(Excerpt from a dataset)
__________

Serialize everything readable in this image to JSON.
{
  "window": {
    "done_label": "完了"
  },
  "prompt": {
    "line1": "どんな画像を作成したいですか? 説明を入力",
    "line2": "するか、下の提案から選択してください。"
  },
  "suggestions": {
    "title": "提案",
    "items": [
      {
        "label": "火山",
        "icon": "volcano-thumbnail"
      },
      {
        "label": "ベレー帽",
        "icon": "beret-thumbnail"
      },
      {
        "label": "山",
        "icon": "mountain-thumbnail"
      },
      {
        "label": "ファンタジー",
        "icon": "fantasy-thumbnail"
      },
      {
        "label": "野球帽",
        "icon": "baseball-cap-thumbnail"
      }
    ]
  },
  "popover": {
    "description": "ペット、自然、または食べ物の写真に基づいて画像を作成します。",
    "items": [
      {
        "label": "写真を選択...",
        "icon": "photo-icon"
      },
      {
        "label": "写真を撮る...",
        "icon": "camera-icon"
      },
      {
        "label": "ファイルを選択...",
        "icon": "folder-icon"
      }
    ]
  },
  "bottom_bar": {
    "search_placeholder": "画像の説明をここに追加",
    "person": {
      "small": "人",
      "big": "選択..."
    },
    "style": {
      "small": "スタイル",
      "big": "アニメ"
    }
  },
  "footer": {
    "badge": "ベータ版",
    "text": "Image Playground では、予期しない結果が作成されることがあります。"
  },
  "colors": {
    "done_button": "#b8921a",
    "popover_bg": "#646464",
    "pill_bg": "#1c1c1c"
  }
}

__________

The task.
All of the data shown above must be copied exactly.

The output.
Serialize everything readable in this image to JSON.
{
  "window": {
    "done_label": "完了"
  },
  "prompt": {
    "line1": "どんな画像を作成したいですか? 説明を入力",
    "line2": "するか、下の提案から選択してください。"
  },
  "suggestions": {
    "title": "提案",
    "items": [
      {
        "label": "火山",
        "icon": "volcano-thumbnail"
      },
      {
        "label": "ベレー帽",
        "icon": "beret-thumbnail"
      },
      {
        "label": "山",
        "icon": "mountain-thumbnail"
      },
      {
        "label": "ファンタジー",
        "icon": "fantasy-thumbnail"
      },
      {
        "label": "野球帽",
        "icon": "baseball-cap-thumbnail"
      }
    ]
  },
  "popover": {
    "description": "ペット、自然、または食べ物の写真に基づいて画像を作成します。",
    "items": [
      {
        "label": "写真を選択...",
        "icon": "photo-icon"
      },
      {
        "label": "写真を撮る...",
        "icon": "camera-icon"
      },
      {
        "label": "ファイルを選択...",
        "icon": "folder-icon"
      }
    ]
  },
  "bottom_bar": {
    "search_placeholder": "画像の説明をここに追加",
    "person": {
      "small": "人",
      "big": "選択..."
    },
    "style": {
      "small": "スタイル",
      "big": "アニメ"
    }
  },
  "footer": {
    "badge": "ベータ版",
    "text": "Image Playground では、予期しない結果が作成されることがあります。"
  },
  "colors": {
    "done_button": "#b8921a",
    "popover_bg": "#646464",
    "pill_bg": "#1c1c1c"
  }
}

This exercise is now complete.